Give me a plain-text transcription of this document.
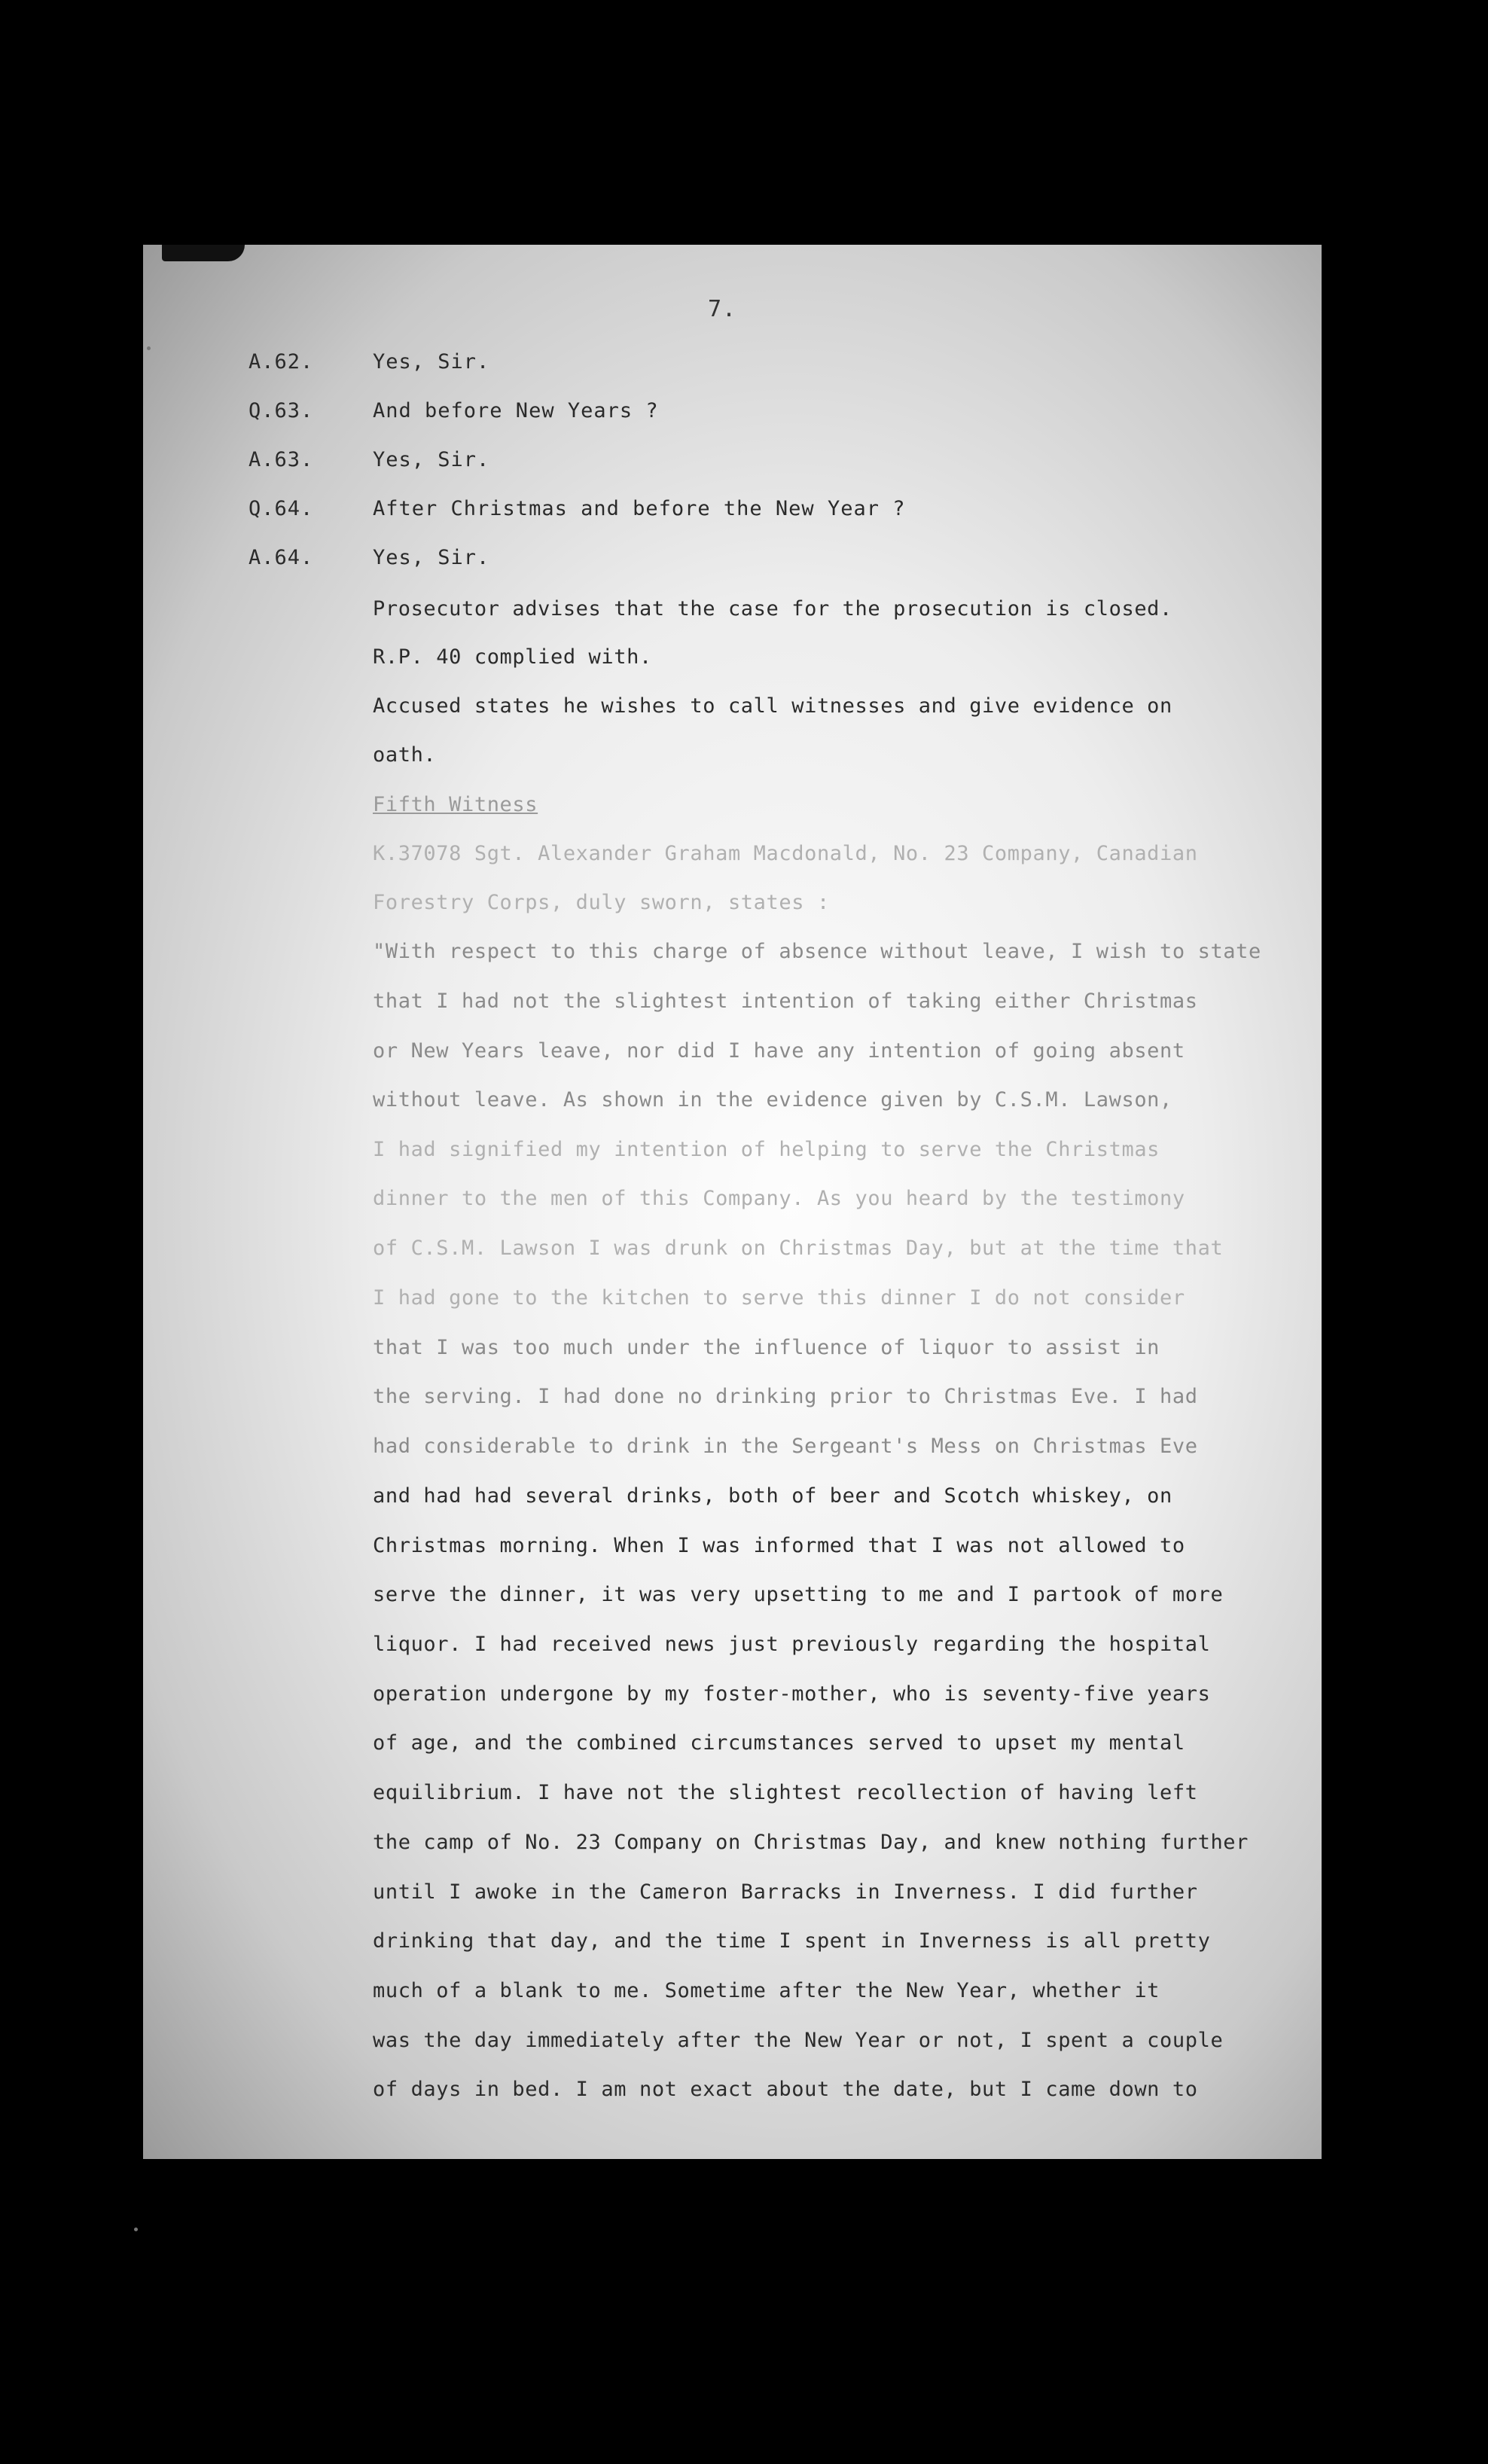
7.
A.62.	Yes, Sir.
Q.63.	And before New Years ?
A.63.	Yes, Sir.
Q.64.	After Christmas and before the New Year ?
A.64.	Yes, Sir.
Prosecutor advises that the case for the prosecution is closed.
R.P. 40 complied with.
Accused states he wishes to call witnesses and give evidence on
oath.
Fifth Witness
K.37078 Sgt. Alexander Graham Macdonald, No. 23 Company, Canadian
Forestry Corps, duly sworn, states :
"With respect to this charge of absence without leave, I wish to state
that I had not the slightest intention of taking either Christmas
or New Years leave, nor did I have any intention of going absent
without leave. As shown in the evidence given by C.S.M. Lawson,
I had signified my intention of helping to serve the Christmas
dinner to the men of this Company. As you heard by the testimony
of C.S.M. Lawson I was drunk on Christmas Day, but at the time that
I had gone to the kitchen to serve this dinner I do not consider
that I was too much under the influence of liquor to assist in
the serving. I had done no drinking prior to Christmas Eve. I had
had considerable to drink in the Sergeant's Mess on Christmas Eve
and had had several drinks, both of beer and Scotch whiskey, on
Christmas morning. When I was informed that I was not allowed to
serve the dinner, it was very upsetting to me and I partook of more
liquor. I had received news just previously regarding the hospital
operation undergone by my foster-mother, who is seventy-five years
of age, and the combined circumstances served to upset my mental
equilibrium. I have not the slightest recollection of having left
the camp of No. 23 Company on Christmas Day, and knew nothing further
until I awoke in the Cameron Barracks in Inverness. I did further
drinking that day, and the time I spent in Inverness is all pretty
much of a blank to me. Sometime after the New Year, whether it
was the day immediately after the New Year or not, I spent a couple
of days in bed. I am not exact about the date, but I came down to
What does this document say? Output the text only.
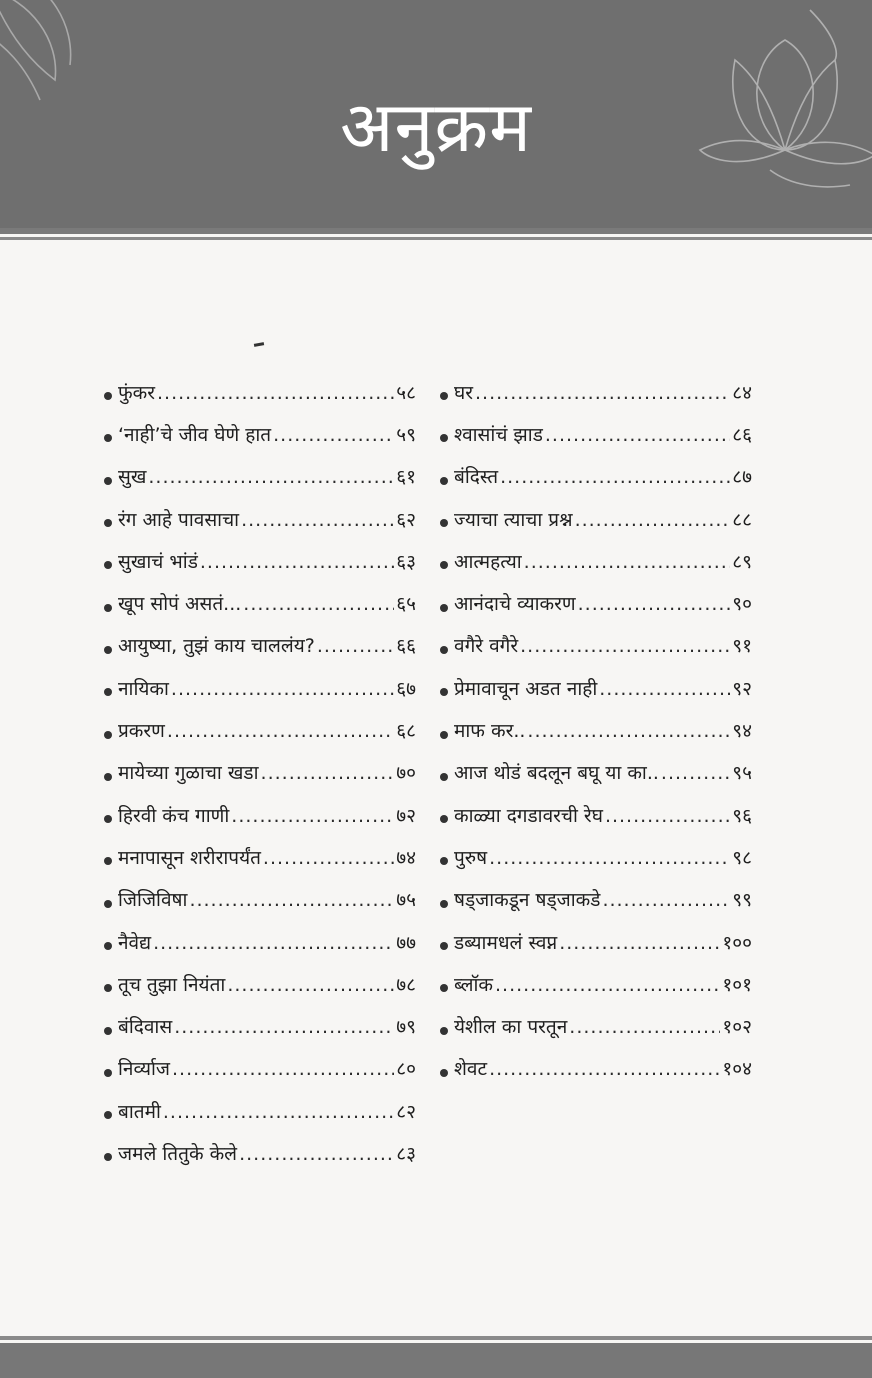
अनुक्रम
फुंकर .....	५८
‘नाही’चे जीव घेणे हात .....	५९
सुख .....	६१
रंग आहे पावसाचा .....	६२
सुखाचं भांडं .....	६३
खूप सोपं असतं... .....	६५
आयुष्या, तुझं काय चाललंय? .....	६६
नायिका .....	६७
प्रकरण .....	६८
मायेच्या गुळाचा खडा .....	७०
हिरवी कंच गाणी .....	७२
मनापासून शरीरापर्यंत .....	७४
जिजिविषा .....	७५
नैवेद्य .....	७७
तूच तुझा नियंता .....	७८
बंदिवास .....	७९
निर्व्याज .....	८०
बातमी .....	८२
जमले तितुके केले .....	८३
घर .....	८४
श्वासांचं झाड .....	८६
बंदिस्त .....	८७
ज्याचा त्याचा प्रश्न .....	८८
आत्महत्या .....	८९
आनंदाचे व्याकरण .....	९०
वगैरे वगैरे .....	९१
प्रेमावाचून अडत नाही .....	९२
माफ कर.. .....	९४
आज थोडं बदलून बघू या का.. .....	९५
काळ्या दगडावरची रेघ .....	९६
पुरुष .....	९८
षड्जाकडून षड्जाकडे .....	९९
डब्यामधलं स्वप्न .....	१००
ब्लॉक .....	१०१
येशील का परतून .....	१०२
शेवट .....	१०४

Stated problem =
Set each line of the records down exactly, leaving every picture out.

Exercise answer =
Give me a plain-text transcription of this document.
7.
A.62.	Yes, Sir.
Q.63.	And before New Years ?
A.63.	Yes, Sir.
Q.64.	After Christmas and before the New Year ?
A.64.	Yes, Sir.
Prosecutor advises that the case for the prosecution is closed.
R.P. 40 complied with.
Accused states he wishes to call witnesses and give evidence on
oath.
Fifth Witness
K.37078 Sgt. Alexander Graham Macdonald, No. 23 Company, Canadian
Forestry Corps, duly sworn, states :
"With respect to this charge of absence without leave, I wish to state
that I had not the slightest intention of taking either Christmas
or New Years leave, nor did I have any intention of going absent
without leave. As shown in the evidence given by C.S.M. Lawson,
I had signified my intention of helping to serve the Christmas
dinner to the men of this Company. As you heard by the testimony
of C.S.M. Lawson I was drunk on Christmas Day, but at the time that
I had gone to the kitchen to serve this dinner I do not consider
that I was too much under the influence of liquor to assist in
the serving. I had done no drinking prior to Christmas Eve. I had
had considerable to drink in the Sergeant's Mess on Christmas Eve
and had had several drinks, both of beer and Scotch whiskey, on
Christmas morning. When I was informed that I was not allowed to
serve the dinner, it was very upsetting to me and I partook of more
liquor. I had received news just previously regarding the hospital
operation undergone by my foster-mother, who is seventy-five years
of age, and the combined circumstances served to upset my mental
equilibrium. I have not the slightest recollection of having left
the camp of No. 23 Company on Christmas Day, and knew nothing further
until I awoke in the Cameron Barracks in Inverness. I did further
drinking that day, and the time I spent in Inverness is all pretty
much of a blank to me. Sometime after the New Year, whether it
was the day immediately after the New Year or not, I spent a couple
of days in bed. I am not exact about the date, but I came down to
What does this document say? Output the text only.
अनुक्रम
फुंकर .....	५८
‘नाही’चे जीव घेणे हात .....	५९
सुख .....	६१
रंग आहे पावसाचा .....	६२
सुखाचं भांडं .....	६३
खूप सोपं असतं... .....	६५
आयुष्या, तुझं काय चाललंय? .....	६६
नायिका .....	६७
प्रकरण .....	६८
मायेच्या गुळाचा खडा .....	७०
हिरवी कंच गाणी .....	७२
मनापासून शरीरापर्यंत .....	७४
जिजिविषा .....	७५
नैवेद्य .....	७७
तूच तुझा नियंता .....	७८
बंदिवास .....	७९
निर्व्याज .....	८०
बातमी .....	८२
जमले तितुके केले .....	८३
घर .....	८४
श्वासांचं झाड .....	८६
बंदिस्त .....	८७
ज्याचा त्याचा प्रश्न .....	८८
आत्महत्या .....	८९
आनंदाचे व्याकरण .....	९०
वगैरे वगैरे .....	९१
प्रेमावाचून अडत नाही .....	९२
माफ कर.. .....	९४
आज थोडं बदलून बघू या का.. .....	९५
काळ्या दगडावरची रेघ .....	९६
पुरुष .....	९८
षड्जाकडून षड्जाकडे .....	९९
डब्यामधलं स्वप्न .....	१००
ब्लॉक .....	१०१
येशील का परतून .....	१०२
शेवट .....	१०४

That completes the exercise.